start Excerpted data

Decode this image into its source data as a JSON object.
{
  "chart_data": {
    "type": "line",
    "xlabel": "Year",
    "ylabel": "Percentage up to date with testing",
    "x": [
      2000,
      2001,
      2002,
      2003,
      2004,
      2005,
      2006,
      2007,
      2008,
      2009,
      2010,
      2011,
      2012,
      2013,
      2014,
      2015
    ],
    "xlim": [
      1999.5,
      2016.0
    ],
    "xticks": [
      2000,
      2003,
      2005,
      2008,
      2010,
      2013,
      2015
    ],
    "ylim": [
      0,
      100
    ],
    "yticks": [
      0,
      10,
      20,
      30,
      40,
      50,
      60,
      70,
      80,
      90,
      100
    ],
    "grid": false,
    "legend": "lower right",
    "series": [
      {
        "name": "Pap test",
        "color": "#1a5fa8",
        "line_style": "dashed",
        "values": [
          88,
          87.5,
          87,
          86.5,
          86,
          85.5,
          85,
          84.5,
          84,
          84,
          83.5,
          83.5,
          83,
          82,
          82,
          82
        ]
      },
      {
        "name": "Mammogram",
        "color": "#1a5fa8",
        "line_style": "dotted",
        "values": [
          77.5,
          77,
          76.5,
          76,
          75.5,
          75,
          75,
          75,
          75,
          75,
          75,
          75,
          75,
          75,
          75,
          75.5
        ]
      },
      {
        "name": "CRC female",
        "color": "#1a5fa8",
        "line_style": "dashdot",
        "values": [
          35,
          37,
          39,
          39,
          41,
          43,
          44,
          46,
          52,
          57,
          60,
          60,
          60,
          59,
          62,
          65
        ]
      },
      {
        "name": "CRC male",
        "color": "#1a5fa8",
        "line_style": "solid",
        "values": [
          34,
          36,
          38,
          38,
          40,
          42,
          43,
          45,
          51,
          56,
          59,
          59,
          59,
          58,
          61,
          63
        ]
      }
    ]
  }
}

end Excerpted data

Copy out the material word for word and line for line.

Decode this image into its source data as a JSON object.
{
  "chart_data": {
    "type": "line",
    "xlabel": "Year",
    "ylabel": "Percentage up to date with testing",
    "x": [
      2000,
      2001,
      2002,
      2003,
      2004,
      2005,
      2006,
      2007,
      2008,
      2009,
      2010,
      2011,
      2012,
      2013,
      2014,
      2015
    ],
    "xlim": [
      1999.5,
      2016.0
    ],
    "xticks": [
      2000,
      2003,
      2005,
      2008,
      2010,
      2013,
      2015
    ],
    "ylim": [
      0,
      100
    ],
    "yticks": [
      0,
      10,
      20,
      30,
      40,
      50,
      60,
      70,
      80,
      90,
      100
    ],
    "grid": false,
    "legend": "lower right",
    "series": [
      {
        "name": "Pap test",
        "color": "#1a5fa8",
        "line_style": "dashed",
        "values": [
          88,
          87.5,
          87,
          86.5,
          86,
          85.5,
          85,
          84.5,
          84,
          84,
          83.5,
          83.5,
          83,
          82,
          82,
          82
        ]
      },
      {
        "name": "Mammogram",
        "color": "#1a5fa8",
        "line_style": "dotted",
        "values": [
          77.5,
          77,
          76.5,
          76,
          75.5,
          75,
          75,
          75,
          75,
          75,
          75,
          75,
          75,
          75,
          75,
          75.5
        ]
      },
      {
        "name": "CRC female",
        "color": "#1a5fa8",
        "line_style": "dashdot",
        "values": [
          35,
          37,
          39,
          39,
          41,
          43,
          44,
          46,
          52,
          57,
          60,
          60,
          60,
          59,
          62,
          65
        ]
      },
      {
        "name": "CRC male",
        "color": "#1a5fa8",
        "line_style": "solid",
        "values": [
          34,
          36,
          38,
          38,
          40,
          42,
          43,
          45,
          51,
          56,
          59,
          59,
          59,
          58,
          61,
          63
        ]
      }
    ]
  }
}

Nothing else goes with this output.